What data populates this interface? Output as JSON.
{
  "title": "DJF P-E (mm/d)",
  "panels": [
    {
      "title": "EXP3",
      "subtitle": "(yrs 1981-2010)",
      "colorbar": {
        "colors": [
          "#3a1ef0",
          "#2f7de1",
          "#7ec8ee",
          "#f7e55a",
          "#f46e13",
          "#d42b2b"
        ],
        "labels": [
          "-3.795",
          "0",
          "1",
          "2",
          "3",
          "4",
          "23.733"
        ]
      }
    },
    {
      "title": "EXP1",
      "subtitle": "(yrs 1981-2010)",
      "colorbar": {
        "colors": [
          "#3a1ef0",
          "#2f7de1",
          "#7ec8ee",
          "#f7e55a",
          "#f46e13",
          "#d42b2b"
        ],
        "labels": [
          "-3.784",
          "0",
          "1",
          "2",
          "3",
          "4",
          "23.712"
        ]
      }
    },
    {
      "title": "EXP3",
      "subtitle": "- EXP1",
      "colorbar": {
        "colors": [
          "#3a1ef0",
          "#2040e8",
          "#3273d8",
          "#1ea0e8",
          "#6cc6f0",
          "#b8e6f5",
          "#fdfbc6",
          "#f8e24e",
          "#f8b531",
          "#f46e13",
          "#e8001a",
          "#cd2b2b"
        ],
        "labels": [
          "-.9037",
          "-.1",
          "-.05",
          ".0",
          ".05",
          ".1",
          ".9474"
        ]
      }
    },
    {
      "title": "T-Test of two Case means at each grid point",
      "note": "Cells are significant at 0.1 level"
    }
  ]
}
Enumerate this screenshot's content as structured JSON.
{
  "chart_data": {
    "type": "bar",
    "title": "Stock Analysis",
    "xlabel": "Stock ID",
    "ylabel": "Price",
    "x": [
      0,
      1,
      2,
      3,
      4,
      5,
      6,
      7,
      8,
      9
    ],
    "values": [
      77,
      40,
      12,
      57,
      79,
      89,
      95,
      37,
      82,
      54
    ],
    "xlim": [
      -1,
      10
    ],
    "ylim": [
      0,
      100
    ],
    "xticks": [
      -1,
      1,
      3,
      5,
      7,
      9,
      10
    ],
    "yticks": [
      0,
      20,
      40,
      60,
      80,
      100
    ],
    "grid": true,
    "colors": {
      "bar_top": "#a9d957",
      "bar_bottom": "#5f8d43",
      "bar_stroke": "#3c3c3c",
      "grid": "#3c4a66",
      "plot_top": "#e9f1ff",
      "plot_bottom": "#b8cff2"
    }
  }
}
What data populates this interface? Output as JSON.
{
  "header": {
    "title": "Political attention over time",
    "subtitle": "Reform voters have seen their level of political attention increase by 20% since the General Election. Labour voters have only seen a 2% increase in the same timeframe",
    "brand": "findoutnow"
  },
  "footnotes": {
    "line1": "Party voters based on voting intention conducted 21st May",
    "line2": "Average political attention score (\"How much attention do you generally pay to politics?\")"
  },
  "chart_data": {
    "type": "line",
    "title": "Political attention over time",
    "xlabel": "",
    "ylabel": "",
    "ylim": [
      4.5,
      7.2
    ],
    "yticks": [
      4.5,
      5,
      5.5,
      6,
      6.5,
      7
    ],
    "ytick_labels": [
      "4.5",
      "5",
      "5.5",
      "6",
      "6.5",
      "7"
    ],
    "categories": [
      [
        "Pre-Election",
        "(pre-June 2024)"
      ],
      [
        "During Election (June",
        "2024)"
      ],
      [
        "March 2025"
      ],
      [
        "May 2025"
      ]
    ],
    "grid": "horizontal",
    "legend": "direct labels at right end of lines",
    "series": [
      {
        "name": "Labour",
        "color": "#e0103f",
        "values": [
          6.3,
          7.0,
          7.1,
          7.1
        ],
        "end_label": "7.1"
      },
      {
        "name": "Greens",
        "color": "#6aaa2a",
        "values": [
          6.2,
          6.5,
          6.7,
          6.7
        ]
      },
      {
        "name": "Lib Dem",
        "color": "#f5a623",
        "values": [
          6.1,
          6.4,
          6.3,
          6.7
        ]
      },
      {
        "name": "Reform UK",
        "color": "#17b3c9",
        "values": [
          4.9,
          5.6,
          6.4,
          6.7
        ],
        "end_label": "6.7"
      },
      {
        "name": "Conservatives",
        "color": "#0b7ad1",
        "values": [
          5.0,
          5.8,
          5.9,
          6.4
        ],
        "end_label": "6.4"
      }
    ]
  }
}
* * *
● **EXERCISE BRIEF**: Without omitting anything, output the entries exactly.

● **EXERCISE RESPONSE**:
What data populates this interface? Output as JSON.
{
  "title": "DJF P-E (mm/d)",
  "panels": [
    {
      "title": "EXP3",
      "subtitle": "(yrs 1981-2010)",
      "colorbar": {
        "colors": [
          "#3a1ef0",
          "#2f7de1",
          "#7ec8ee",
          "#f7e55a",
          "#f46e13",
          "#d42b2b"
        ],
        "labels": [
          "-3.795",
          "0",
          "1",
          "2",
          "3",
          "4",
          "23.733"
        ]
      }
    },
    {
      "title": "EXP1",
      "subtitle": "(yrs 1981-2010)",
      "colorbar": {
        "colors": [
          "#3a1ef0",
          "#2f7de1",
          "#7ec8ee",
          "#f7e55a",
          "#f46e13",
          "#d42b2b"
        ],
        "labels": [
          "-3.784",
          "0",
          "1",
          "2",
          "3",
          "4",
          "23.712"
        ]
      }
    },
    {
      "title": "EXP3",
      "subtitle": "- EXP1",
      "colorbar": {
        "colors": [
          "#3a1ef0",
          "#2040e8",
          "#3273d8",
          "#1ea0e8",
          "#6cc6f0",
          "#b8e6f5",
          "#fdfbc6",
          "#f8e24e",
          "#f8b531",
          "#f46e13",
          "#e8001a",
          "#cd2b2b"
        ],
        "labels": [
          "-.9037",
          "-.1",
          "-.05",
          ".0",
          ".05",
          ".1",
          ".9474"
        ]
      }
    },
    {
      "title": "T-Test of two Case means at each grid point",
      "note": "Cells are significant at 0.1 level"
    }
  ]
}
Enumerate this screenshot's content as structured JSON.
{
  "chart_data": {
    "type": "bar",
    "title": "Stock Analysis",
    "xlabel": "Stock ID",
    "ylabel": "Price",
    "x": [
      0,
      1,
      2,
      3,
      4,
      5,
      6,
      7,
      8,
      9
    ],
    "values": [
      77,
      40,
      12,
      57,
      79,
      89,
      95,
      37,
      82,
      54
    ],
    "xlim": [
      -1,
      10
    ],
    "ylim": [
      0,
      100
    ],
    "xticks": [
      -1,
      1,
      3,
      5,
      7,
      9,
      10
    ],
    "yticks": [
      0,
      20,
      40,
      60,
      80,
      100
    ],
    "grid": true,
    "colors": {
      "bar_top": "#a9d957",
      "bar_bottom": "#5f8d43",
      "bar_stroke": "#3c3c3c",
      "grid": "#3c4a66",
      "plot_top": "#e9f1ff",
      "plot_bottom": "#b8cff2"
    }
  }
}
What data populates this interface? Output as JSON.
{
  "header": {
    "title": "Political attention over time",
    "subtitle": "Reform voters have seen their level of political attention increase by 20% since the General Election. Labour voters have only seen a 2% increase in the same timeframe",
    "brand": "findoutnow"
  },
  "footnotes": {
    "line1": "Party voters based on voting intention conducted 21st May",
    "line2": "Average political attention score (\"How much attention do you generally pay to politics?\")"
  },
  "chart_data": {
    "type": "line",
    "title": "Political attention over time",
    "xlabel": "",
    "ylabel": "",
    "ylim": [
      4.5,
      7.2
    ],
    "yticks": [
      4.5,
      5,
      5.5,
      6,
      6.5,
      7
    ],
    "ytick_labels": [
      "4.5",
      "5",
      "5.5",
      "6",
      "6.5",
      "7"
    ],
    "categories": [
      [
        "Pre-Election",
        "(pre-June 2024)"
      ],
      [
        "During Election (June",
        "2024)"
      ],
      [
        "March 2025"
      ],
      [
        "May 2025"
      ]
    ],
    "grid": "horizontal",
    "legend": "direct labels at right end of lines",
    "series": [
      {
        "name": "Labour",
        "color": "#e0103f",
        "values": [
          6.3,
          7.0,
          7.1,
          7.1
        ],
        "end_label": "7.1"
      },
      {
        "name": "Greens",
        "color": "#6aaa2a",
        "values": [
          6.2,
          6.5,
          6.7,
          6.7
        ]
      },
      {
        "name": "Lib Dem",
        "color": "#f5a623",
        "values": [
          6.1,
          6.4,
          6.3,
          6.7
        ]
      },
      {
        "name": "Reform UK",
        "color": "#17b3c9",
        "values": [
          4.9,
          5.6,
          6.4,
          6.7
        ],
        "end_label": "6.7"
      },
      {
        "name": "Conservatives",
        "color": "#0b7ad1",
        "values": [
          5.0,
          5.8,
          5.9,
          6.4
        ],
        "end_label": "6.4"
      }
    ]
  }
}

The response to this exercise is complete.